--- Begin Record excerpts ---

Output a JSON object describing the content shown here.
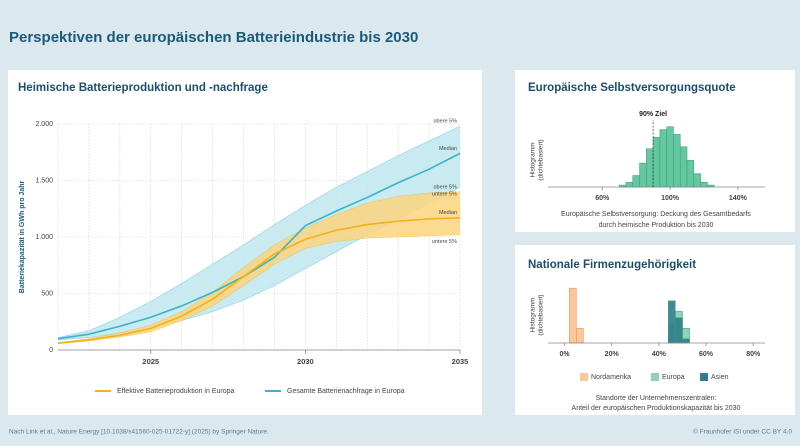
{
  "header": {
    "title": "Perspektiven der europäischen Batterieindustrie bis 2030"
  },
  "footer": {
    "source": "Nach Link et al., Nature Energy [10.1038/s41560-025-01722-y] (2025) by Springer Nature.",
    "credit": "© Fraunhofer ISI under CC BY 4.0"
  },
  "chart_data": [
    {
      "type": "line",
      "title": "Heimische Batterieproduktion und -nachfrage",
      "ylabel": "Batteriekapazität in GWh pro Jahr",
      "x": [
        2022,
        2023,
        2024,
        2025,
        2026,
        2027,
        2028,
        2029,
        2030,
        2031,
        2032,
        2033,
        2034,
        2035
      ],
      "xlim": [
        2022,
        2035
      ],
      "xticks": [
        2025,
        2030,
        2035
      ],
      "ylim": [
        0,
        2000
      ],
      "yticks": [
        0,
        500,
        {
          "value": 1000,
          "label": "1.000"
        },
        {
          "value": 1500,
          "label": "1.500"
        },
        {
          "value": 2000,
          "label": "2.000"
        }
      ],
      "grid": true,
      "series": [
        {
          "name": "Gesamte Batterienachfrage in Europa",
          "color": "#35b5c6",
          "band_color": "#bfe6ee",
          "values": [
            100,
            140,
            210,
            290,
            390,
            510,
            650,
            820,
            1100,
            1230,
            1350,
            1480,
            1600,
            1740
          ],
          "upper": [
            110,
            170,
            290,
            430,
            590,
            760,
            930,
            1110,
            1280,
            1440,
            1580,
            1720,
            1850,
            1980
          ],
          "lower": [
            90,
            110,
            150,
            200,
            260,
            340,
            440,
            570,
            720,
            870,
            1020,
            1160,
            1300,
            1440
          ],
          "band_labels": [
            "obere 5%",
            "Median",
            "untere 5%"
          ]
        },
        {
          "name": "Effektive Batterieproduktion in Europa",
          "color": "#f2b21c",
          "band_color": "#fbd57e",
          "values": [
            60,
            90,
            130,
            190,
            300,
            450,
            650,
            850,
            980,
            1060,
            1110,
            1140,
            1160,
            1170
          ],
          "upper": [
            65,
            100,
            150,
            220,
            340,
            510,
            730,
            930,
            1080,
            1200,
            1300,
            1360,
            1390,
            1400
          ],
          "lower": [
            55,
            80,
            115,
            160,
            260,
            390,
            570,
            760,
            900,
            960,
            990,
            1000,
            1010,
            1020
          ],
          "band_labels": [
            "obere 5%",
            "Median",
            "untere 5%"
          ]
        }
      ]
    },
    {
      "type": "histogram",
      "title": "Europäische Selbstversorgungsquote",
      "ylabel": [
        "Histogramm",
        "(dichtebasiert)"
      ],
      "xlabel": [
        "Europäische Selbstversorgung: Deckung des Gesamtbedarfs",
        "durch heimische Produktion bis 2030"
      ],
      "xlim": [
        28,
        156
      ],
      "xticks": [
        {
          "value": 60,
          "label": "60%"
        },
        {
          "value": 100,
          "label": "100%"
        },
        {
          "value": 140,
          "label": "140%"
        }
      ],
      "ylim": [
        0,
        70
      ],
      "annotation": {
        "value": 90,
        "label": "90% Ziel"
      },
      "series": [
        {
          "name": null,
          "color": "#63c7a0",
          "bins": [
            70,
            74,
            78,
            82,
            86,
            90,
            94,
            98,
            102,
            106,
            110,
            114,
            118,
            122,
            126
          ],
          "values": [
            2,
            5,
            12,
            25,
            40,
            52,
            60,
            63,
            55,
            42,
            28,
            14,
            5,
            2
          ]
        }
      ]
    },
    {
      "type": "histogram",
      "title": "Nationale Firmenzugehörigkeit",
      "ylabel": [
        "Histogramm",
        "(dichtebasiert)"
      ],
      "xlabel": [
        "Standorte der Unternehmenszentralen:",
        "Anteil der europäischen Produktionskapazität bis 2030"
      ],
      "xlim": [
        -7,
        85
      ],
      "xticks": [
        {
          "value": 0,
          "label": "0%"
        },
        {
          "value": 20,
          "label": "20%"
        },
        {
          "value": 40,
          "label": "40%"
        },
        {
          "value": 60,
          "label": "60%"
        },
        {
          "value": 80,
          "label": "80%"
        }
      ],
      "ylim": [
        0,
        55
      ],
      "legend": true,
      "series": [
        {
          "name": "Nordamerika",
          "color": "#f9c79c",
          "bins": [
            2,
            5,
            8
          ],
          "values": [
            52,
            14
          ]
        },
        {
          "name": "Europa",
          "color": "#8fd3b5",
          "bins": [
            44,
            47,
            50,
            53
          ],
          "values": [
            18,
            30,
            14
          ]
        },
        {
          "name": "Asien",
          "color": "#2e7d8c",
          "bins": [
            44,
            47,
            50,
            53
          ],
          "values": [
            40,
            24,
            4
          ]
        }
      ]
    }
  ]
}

--- End Record excerpts ---
--- Begin Record excerpts ---

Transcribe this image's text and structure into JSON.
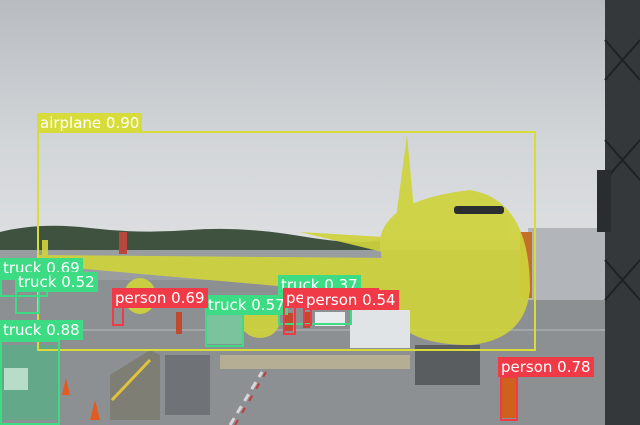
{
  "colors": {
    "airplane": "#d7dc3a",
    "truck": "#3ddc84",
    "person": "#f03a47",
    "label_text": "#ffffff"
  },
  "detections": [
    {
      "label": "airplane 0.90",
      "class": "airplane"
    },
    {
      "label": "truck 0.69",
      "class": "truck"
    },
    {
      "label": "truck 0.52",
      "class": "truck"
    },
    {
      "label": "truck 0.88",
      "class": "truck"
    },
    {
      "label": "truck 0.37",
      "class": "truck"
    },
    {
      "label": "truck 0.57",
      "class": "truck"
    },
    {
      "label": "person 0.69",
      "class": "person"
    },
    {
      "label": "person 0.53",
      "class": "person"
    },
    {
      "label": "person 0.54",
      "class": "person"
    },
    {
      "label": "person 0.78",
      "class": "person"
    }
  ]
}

--- End Record excerpts ---

→ What is needed: Copy every line of the listing where the word "airplane" appears.

→ Result for this task:
    "airplane": "#d7dc3a",
      "label": "airplane 0.90",
      "class": "airplane"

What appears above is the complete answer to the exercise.